-- Start Data in this exercise --

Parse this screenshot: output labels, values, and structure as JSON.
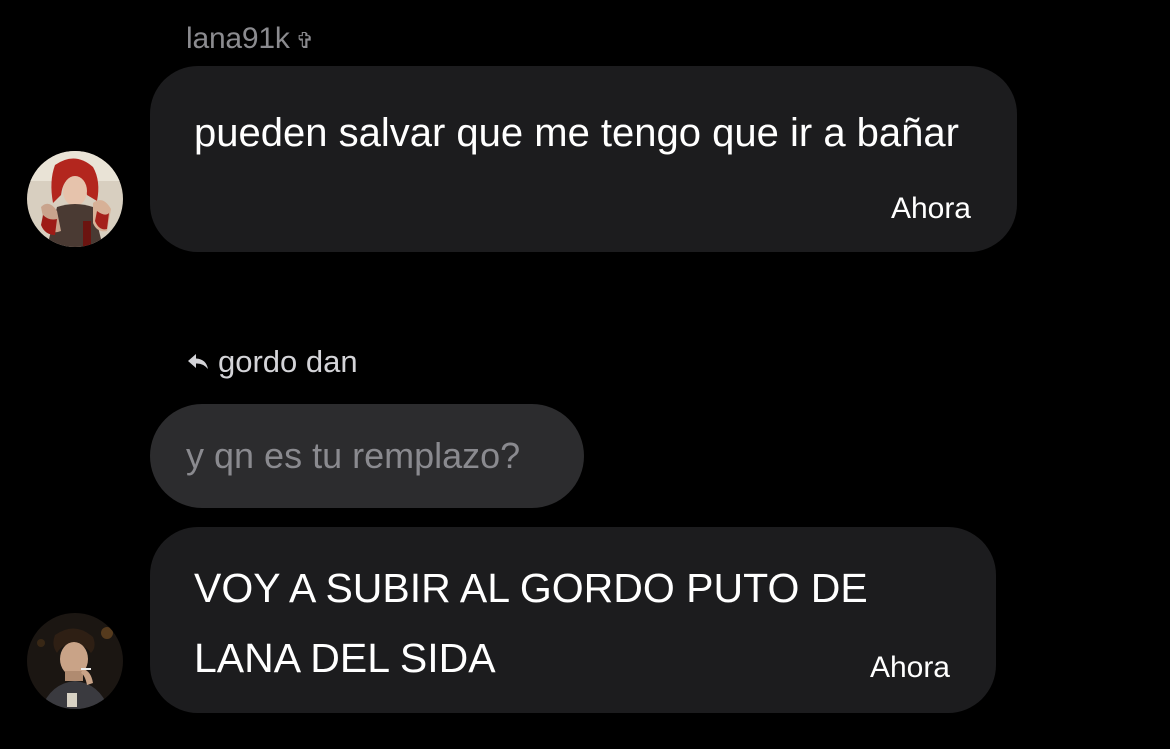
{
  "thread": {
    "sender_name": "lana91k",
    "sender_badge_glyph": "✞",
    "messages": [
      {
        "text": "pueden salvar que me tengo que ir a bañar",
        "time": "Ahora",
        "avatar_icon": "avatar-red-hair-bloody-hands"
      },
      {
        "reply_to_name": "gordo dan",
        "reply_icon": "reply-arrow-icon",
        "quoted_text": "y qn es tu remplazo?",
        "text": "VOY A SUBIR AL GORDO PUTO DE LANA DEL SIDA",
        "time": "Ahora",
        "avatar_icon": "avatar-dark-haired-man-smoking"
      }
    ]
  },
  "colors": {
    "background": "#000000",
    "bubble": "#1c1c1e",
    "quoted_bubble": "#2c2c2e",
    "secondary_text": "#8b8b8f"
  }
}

-- End Data in this exercise --
-- Start Data in this exercise --

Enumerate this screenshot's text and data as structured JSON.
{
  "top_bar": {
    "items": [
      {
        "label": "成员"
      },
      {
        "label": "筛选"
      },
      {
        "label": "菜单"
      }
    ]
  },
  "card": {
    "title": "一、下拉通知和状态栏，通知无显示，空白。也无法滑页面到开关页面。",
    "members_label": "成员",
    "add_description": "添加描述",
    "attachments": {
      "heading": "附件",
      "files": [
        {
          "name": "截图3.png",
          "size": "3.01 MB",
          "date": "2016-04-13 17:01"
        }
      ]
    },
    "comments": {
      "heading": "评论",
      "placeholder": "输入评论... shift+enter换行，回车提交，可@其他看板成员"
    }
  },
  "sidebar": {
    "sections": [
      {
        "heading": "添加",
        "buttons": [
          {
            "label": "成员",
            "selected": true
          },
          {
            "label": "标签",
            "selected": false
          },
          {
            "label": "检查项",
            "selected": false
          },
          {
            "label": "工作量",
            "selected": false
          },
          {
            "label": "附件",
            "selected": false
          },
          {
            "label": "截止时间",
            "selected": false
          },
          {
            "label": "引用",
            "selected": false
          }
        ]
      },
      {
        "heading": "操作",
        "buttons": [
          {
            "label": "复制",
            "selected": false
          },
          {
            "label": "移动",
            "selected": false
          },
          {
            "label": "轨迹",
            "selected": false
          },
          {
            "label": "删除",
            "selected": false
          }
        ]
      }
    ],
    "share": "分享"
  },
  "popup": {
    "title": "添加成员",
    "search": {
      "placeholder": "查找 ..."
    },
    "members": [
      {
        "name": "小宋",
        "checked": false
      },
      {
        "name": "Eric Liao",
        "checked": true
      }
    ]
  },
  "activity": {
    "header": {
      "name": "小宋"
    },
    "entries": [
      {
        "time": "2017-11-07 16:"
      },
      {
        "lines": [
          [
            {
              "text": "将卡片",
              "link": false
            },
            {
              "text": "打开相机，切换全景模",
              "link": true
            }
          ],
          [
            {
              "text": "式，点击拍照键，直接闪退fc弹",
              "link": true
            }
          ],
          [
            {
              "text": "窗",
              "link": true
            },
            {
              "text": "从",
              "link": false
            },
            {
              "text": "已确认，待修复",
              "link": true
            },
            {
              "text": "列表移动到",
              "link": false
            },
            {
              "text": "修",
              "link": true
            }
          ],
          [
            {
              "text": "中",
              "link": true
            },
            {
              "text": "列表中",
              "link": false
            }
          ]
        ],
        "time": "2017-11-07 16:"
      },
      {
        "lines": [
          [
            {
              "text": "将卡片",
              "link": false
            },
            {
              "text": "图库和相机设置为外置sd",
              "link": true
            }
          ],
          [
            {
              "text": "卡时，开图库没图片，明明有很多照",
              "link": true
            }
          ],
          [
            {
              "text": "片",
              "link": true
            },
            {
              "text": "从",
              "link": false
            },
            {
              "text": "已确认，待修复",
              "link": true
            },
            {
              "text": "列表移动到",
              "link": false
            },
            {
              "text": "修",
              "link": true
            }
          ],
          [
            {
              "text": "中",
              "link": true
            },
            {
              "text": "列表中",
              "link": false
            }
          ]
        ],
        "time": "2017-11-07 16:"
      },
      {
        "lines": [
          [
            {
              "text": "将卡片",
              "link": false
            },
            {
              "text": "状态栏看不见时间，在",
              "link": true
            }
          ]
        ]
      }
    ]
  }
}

-- End Data in this exercise --

** Task to complete **
Find the number of lines in which the word "avatar" occurs, and write nothing but that number.

** Exercise solution **
2